_DATA SUPPLIED:_
============================================================

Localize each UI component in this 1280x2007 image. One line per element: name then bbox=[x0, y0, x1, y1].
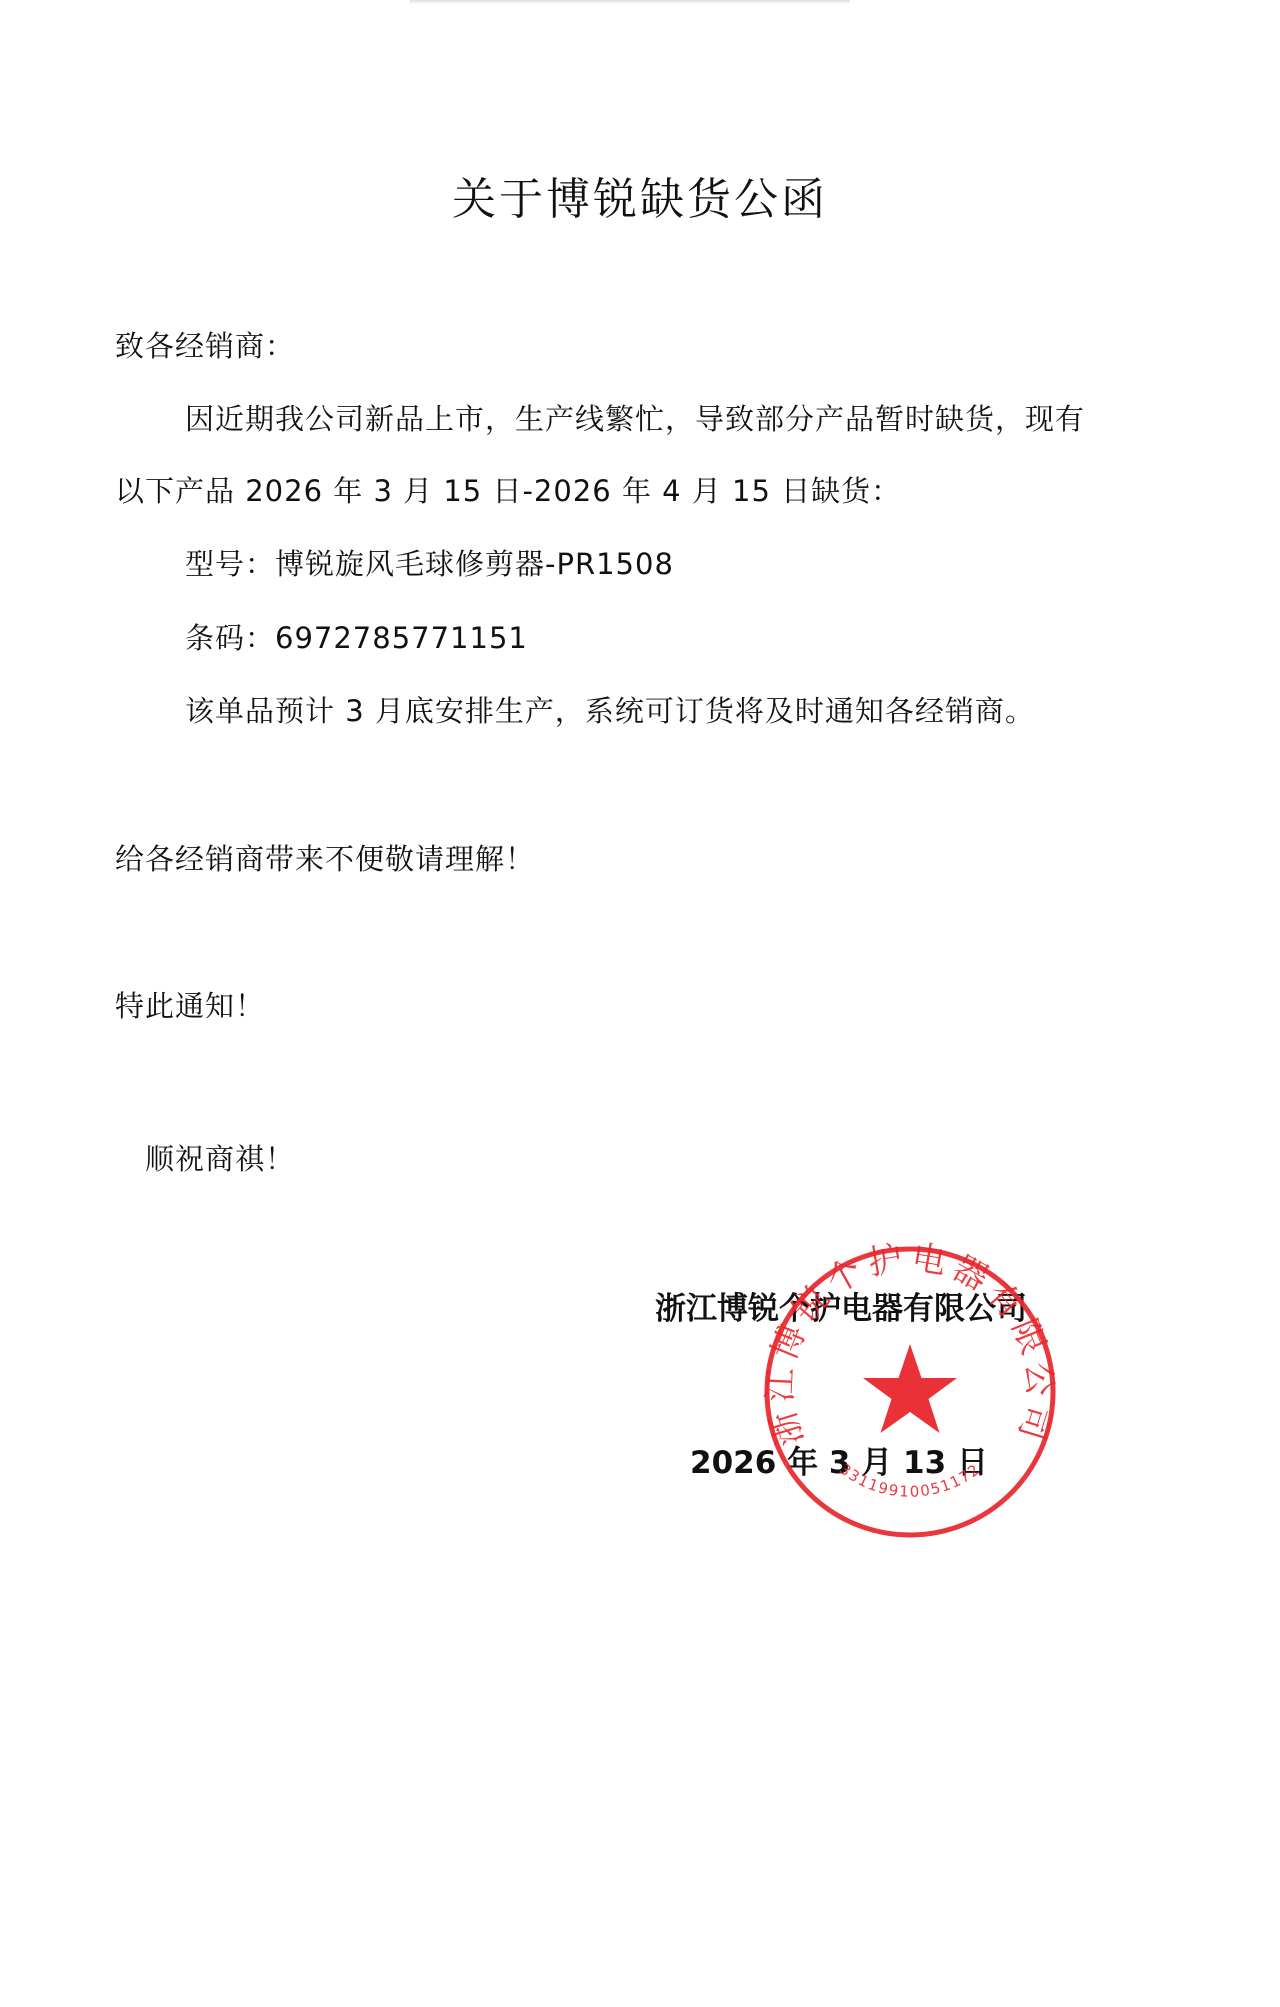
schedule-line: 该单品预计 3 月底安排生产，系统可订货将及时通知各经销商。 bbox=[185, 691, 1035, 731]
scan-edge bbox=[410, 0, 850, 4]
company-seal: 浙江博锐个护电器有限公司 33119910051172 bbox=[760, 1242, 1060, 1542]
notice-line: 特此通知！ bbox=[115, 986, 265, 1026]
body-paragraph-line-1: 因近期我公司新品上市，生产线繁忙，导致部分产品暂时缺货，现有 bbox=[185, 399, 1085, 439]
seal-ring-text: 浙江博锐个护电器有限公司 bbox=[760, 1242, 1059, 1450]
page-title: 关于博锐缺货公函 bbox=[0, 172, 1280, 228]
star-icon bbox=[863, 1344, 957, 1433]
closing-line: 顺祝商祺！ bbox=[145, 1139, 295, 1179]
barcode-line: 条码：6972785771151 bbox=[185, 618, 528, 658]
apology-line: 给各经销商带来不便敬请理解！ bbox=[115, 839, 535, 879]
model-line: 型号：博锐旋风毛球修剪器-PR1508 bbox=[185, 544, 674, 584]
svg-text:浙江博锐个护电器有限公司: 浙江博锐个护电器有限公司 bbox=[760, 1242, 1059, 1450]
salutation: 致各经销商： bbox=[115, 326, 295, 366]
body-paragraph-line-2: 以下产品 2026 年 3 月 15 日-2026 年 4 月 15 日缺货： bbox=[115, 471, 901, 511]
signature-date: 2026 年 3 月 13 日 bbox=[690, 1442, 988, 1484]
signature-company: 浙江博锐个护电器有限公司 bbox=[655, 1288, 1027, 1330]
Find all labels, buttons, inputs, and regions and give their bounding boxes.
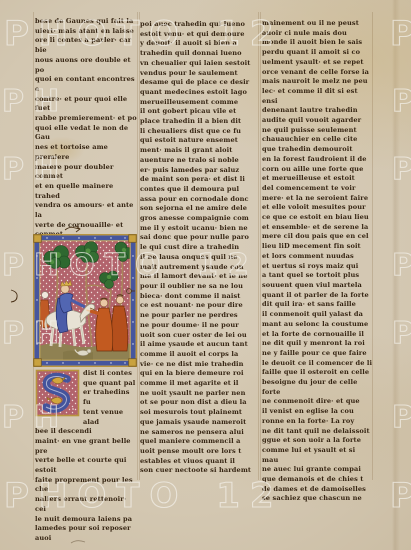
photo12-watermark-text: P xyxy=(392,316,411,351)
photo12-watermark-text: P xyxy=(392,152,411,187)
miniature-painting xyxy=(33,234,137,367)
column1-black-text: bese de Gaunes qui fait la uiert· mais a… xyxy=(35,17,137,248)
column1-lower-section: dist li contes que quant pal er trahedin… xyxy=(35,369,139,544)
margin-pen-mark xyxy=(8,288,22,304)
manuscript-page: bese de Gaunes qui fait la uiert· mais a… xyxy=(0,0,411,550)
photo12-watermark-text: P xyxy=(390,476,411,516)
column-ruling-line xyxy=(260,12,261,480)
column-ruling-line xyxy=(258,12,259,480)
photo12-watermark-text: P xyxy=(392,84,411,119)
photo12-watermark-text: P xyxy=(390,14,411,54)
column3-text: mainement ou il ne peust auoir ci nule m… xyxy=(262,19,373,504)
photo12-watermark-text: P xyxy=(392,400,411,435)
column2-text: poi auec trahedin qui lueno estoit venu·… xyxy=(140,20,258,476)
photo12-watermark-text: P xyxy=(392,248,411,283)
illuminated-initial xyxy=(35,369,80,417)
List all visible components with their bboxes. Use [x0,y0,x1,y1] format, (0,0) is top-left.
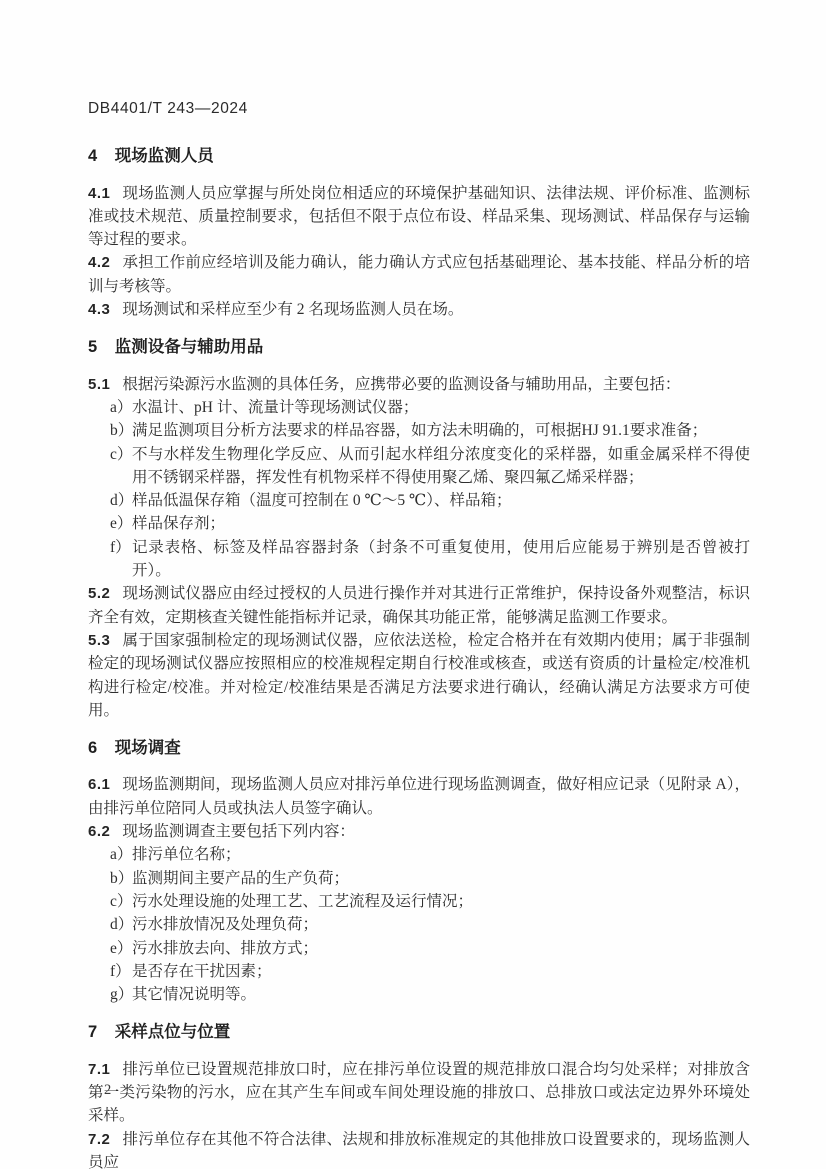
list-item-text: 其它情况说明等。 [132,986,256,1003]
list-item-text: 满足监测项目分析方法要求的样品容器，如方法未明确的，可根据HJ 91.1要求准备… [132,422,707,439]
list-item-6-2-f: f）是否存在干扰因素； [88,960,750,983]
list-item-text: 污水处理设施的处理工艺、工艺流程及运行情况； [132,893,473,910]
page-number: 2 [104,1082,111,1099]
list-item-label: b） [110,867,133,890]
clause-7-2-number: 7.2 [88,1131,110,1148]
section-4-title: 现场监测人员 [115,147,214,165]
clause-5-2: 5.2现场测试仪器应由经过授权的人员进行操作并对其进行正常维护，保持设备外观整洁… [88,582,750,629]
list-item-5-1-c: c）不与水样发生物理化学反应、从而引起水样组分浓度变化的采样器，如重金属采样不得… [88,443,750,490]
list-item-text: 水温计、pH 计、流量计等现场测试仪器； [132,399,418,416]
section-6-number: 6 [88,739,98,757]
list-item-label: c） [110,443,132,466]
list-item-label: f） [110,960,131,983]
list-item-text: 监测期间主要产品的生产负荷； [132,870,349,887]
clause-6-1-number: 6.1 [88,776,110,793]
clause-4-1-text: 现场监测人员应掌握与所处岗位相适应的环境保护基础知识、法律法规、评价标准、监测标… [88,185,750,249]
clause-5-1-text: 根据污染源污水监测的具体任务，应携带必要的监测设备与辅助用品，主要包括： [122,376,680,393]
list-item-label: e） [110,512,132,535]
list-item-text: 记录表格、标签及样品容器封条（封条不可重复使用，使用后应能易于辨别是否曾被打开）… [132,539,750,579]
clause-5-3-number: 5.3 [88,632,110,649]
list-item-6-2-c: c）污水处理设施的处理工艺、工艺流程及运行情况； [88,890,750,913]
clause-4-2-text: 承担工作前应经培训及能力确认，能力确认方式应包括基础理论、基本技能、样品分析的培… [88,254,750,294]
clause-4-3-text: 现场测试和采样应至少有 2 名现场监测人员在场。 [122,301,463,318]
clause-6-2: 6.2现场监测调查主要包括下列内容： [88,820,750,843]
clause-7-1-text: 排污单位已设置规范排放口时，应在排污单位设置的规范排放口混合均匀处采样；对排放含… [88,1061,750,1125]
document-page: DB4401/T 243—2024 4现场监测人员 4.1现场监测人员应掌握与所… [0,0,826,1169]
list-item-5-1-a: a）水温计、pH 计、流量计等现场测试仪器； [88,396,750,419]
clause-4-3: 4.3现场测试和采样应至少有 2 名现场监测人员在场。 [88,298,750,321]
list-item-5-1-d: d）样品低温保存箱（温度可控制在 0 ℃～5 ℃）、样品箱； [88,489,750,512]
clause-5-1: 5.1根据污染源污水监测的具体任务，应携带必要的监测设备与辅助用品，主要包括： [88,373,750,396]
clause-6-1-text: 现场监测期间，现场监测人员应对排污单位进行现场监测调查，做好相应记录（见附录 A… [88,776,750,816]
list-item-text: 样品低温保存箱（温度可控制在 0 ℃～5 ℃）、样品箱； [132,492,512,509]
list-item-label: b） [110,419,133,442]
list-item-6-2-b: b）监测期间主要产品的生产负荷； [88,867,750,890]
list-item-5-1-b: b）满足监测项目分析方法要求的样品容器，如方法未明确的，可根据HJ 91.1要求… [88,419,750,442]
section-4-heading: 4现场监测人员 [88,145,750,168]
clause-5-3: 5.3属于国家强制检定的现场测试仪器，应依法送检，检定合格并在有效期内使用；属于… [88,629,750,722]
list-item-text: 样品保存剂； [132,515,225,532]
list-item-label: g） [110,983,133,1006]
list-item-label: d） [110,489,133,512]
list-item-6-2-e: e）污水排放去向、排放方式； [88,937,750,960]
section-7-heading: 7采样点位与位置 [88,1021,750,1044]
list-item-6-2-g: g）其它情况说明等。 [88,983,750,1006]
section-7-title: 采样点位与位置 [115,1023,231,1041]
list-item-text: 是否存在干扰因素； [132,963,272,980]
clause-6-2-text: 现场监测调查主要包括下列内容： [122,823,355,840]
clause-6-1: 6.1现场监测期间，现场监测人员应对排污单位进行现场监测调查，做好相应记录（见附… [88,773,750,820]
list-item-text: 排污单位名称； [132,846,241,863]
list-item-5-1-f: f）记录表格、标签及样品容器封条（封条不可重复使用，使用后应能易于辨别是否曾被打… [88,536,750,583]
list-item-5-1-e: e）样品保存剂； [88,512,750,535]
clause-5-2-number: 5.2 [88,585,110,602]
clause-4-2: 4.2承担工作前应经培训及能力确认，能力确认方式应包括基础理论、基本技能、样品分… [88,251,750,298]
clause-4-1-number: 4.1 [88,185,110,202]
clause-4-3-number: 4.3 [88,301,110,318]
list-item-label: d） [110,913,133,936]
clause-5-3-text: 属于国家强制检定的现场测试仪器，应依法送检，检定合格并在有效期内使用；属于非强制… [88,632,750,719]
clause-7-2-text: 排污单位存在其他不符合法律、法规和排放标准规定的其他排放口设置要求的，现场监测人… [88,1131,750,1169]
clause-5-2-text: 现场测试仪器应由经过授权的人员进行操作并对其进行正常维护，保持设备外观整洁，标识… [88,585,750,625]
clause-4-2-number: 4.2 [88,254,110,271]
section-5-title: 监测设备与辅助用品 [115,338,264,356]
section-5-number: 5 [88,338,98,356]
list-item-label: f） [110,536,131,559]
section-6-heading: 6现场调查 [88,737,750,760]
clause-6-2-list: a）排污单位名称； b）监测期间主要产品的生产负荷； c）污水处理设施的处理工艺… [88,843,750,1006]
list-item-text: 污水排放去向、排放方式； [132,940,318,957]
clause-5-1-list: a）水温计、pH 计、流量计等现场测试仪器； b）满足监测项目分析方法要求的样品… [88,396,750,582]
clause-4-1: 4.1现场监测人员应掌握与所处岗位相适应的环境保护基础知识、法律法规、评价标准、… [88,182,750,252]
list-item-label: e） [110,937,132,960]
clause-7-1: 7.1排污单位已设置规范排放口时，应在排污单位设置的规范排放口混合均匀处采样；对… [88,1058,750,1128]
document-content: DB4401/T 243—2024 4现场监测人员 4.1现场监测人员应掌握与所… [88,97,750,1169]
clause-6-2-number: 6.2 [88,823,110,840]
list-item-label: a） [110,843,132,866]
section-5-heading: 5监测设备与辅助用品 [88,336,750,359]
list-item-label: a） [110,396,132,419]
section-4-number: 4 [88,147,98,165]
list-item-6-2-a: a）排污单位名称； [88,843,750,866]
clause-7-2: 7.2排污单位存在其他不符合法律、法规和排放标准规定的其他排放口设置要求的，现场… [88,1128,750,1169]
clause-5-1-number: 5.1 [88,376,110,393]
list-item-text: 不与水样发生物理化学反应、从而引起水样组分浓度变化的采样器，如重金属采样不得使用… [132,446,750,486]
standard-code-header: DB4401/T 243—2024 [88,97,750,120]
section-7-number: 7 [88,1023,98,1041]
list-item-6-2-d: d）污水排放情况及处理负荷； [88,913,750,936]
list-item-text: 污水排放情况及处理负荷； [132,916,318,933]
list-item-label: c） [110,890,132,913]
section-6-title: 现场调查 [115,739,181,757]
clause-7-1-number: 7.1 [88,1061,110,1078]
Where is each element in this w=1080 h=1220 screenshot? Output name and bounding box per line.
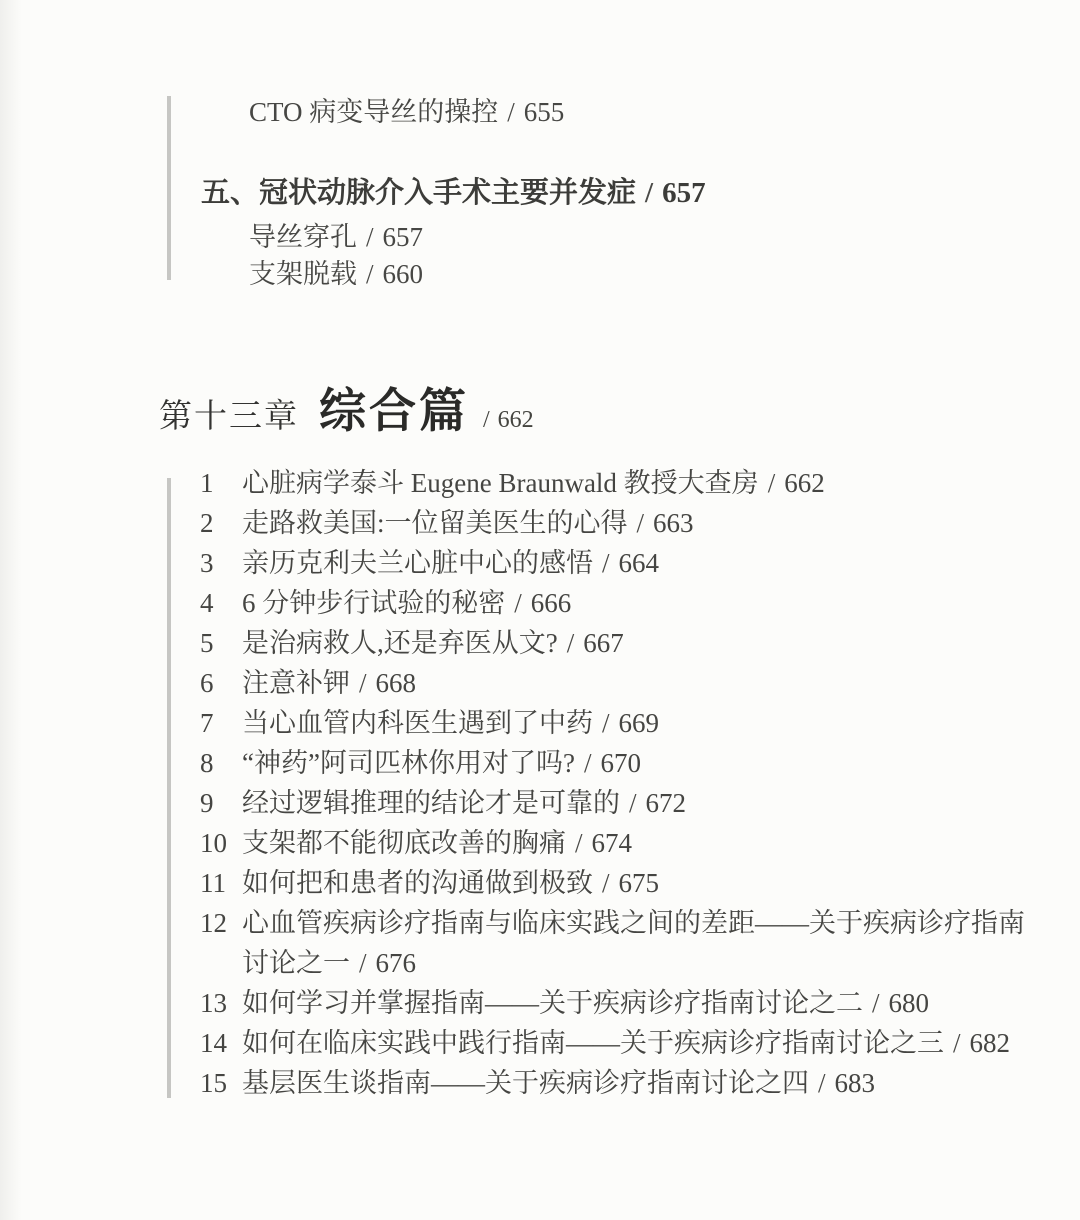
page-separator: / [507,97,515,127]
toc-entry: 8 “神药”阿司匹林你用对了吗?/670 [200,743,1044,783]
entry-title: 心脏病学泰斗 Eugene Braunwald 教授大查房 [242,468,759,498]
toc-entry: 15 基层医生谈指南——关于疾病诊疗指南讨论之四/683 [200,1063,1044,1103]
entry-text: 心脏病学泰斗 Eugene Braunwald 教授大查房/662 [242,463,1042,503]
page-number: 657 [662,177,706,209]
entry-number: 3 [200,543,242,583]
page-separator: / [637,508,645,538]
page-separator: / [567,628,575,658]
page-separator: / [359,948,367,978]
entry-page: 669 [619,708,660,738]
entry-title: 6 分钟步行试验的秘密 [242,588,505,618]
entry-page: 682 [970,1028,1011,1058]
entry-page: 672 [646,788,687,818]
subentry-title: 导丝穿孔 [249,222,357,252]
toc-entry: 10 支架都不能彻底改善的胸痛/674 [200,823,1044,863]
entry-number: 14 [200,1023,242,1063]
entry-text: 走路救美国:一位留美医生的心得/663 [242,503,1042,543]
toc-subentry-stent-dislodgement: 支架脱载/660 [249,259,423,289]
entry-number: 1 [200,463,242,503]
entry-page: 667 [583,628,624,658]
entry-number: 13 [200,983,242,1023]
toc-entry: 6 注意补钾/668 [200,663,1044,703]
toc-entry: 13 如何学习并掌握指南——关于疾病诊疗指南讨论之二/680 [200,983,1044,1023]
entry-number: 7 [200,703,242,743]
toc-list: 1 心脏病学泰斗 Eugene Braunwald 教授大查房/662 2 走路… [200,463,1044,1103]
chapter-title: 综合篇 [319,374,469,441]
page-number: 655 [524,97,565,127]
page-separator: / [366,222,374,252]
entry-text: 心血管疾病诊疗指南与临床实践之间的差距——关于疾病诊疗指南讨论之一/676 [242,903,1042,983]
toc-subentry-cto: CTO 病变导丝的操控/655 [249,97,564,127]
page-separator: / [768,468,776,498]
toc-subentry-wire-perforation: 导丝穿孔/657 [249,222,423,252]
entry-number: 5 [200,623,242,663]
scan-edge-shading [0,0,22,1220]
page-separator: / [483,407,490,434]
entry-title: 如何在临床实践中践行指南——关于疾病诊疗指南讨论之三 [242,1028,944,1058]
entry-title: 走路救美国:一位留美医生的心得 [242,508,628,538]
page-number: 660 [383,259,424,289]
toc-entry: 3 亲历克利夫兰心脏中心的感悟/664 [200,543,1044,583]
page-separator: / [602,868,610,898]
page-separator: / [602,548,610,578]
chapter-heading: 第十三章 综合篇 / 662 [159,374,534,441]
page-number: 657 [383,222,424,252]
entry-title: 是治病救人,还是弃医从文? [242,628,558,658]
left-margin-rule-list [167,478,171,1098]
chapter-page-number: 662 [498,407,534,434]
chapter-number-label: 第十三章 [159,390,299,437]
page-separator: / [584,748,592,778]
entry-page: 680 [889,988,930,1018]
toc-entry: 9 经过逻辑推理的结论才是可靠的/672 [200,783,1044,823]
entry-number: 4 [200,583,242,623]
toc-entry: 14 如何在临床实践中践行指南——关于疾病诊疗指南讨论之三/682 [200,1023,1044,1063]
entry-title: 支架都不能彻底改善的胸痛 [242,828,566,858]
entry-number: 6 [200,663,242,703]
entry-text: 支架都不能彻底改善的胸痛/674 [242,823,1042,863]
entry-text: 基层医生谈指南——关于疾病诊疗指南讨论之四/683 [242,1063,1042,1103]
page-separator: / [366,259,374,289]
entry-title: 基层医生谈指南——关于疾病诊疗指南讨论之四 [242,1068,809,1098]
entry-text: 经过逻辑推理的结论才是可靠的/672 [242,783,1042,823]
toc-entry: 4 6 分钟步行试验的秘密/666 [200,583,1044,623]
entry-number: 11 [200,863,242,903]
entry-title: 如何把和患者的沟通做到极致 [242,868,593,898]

============================================================

_PROMPT:_ Please copy out, unchanged, the rows that begin with the line containing "photo12-watermark-text: P xyxy=(392,316,411,351)" and end with the line containing "List all visible", with both of those lines included.

_RESPONSE TO THE EXERCISE:_
photo12-watermark-text: P xyxy=(392,316,411,351)
photo12-watermark-text: P xyxy=(392,152,411,187)
miniature-painting xyxy=(33,234,137,367)
column1-black-text: bese de Gaunes qui fait la uiert· mais a… xyxy=(35,17,137,248)
column1-lower-section: dist li contes que quant pal er trahedin… xyxy=(35,369,139,544)
margin-pen-mark xyxy=(8,288,22,304)
manuscript-page: bese de Gaunes qui fait la uiert· mais a… xyxy=(0,0,411,550)
photo12-watermark-text: P xyxy=(390,476,411,516)
column-ruling-line xyxy=(260,12,261,480)
column-ruling-line xyxy=(258,12,259,480)
photo12-watermark-text: P xyxy=(392,84,411,119)
photo12-watermark-text: P xyxy=(390,14,411,54)
column3-text: mainement ou il ne peust auoir ci nule m… xyxy=(262,19,373,504)
photo12-watermark-text: P xyxy=(392,400,411,435)
column2-text: poi auec trahedin qui lueno estoit venu·… xyxy=(140,20,258,476)
photo12-watermark-text: P xyxy=(392,248,411,283)
illuminated-initial xyxy=(35,369,80,417)
List all visible components with their bboxes. Use [x0,y0,x1,y1] format, (0,0) is top-left.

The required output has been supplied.